Records about charts and figures:
"""

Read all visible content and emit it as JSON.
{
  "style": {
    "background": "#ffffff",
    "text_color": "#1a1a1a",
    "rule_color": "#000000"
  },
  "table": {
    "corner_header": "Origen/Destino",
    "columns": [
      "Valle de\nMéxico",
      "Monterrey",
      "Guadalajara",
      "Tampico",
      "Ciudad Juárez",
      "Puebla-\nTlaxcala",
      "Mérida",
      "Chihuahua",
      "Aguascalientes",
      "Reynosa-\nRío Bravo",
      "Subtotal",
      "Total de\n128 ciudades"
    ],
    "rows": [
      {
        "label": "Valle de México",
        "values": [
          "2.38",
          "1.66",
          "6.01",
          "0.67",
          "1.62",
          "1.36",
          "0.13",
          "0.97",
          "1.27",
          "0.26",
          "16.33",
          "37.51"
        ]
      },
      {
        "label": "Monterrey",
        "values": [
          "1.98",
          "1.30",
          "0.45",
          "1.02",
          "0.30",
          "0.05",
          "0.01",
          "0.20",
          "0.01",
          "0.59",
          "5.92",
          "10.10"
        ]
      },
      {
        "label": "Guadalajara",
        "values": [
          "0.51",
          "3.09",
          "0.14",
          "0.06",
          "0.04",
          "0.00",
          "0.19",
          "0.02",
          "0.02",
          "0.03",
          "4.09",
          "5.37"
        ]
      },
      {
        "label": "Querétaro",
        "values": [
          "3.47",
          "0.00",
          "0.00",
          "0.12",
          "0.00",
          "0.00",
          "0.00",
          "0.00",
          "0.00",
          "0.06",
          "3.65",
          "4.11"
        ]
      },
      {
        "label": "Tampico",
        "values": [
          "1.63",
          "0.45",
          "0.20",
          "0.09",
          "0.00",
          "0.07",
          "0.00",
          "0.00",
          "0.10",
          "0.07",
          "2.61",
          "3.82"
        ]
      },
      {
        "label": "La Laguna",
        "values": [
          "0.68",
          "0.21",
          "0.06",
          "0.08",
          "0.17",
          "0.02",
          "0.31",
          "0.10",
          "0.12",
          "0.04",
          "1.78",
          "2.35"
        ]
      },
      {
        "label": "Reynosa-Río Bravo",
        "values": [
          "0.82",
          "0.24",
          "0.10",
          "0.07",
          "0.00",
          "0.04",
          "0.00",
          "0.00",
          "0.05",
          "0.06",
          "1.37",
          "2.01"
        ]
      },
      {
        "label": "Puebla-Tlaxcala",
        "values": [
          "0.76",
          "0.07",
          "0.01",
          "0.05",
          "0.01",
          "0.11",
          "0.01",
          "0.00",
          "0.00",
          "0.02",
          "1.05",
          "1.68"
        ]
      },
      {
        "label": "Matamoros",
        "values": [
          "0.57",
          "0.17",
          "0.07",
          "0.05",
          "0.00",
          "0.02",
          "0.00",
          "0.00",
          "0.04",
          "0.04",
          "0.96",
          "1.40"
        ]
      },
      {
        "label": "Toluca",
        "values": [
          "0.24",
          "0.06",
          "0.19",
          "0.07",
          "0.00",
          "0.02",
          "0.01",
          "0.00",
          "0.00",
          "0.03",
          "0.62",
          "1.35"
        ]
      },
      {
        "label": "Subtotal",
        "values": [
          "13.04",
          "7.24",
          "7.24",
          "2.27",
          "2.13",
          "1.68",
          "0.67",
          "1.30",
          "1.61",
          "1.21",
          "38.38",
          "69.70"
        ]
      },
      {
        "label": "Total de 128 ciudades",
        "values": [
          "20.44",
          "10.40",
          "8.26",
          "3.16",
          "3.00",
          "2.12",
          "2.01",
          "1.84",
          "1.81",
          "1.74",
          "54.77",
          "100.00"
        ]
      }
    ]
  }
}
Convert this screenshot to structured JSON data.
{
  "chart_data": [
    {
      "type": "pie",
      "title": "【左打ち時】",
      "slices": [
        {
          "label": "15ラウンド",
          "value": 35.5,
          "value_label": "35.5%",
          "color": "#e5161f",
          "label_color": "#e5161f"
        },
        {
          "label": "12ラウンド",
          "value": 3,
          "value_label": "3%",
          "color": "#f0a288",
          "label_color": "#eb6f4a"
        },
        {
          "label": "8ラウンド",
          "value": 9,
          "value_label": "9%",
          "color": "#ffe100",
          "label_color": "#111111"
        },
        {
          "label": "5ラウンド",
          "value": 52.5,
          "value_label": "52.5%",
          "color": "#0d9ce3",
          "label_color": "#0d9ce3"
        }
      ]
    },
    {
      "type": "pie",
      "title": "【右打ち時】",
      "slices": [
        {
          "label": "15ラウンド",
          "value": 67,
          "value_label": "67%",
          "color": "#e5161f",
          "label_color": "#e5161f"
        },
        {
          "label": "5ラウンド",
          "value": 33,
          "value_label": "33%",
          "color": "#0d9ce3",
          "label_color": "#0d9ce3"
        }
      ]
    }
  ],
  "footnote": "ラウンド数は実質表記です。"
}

"""

Copy out every line of the material above that mentions the word "Valle".

      "Valle de\nMéxico",
        "label": "Valle de México",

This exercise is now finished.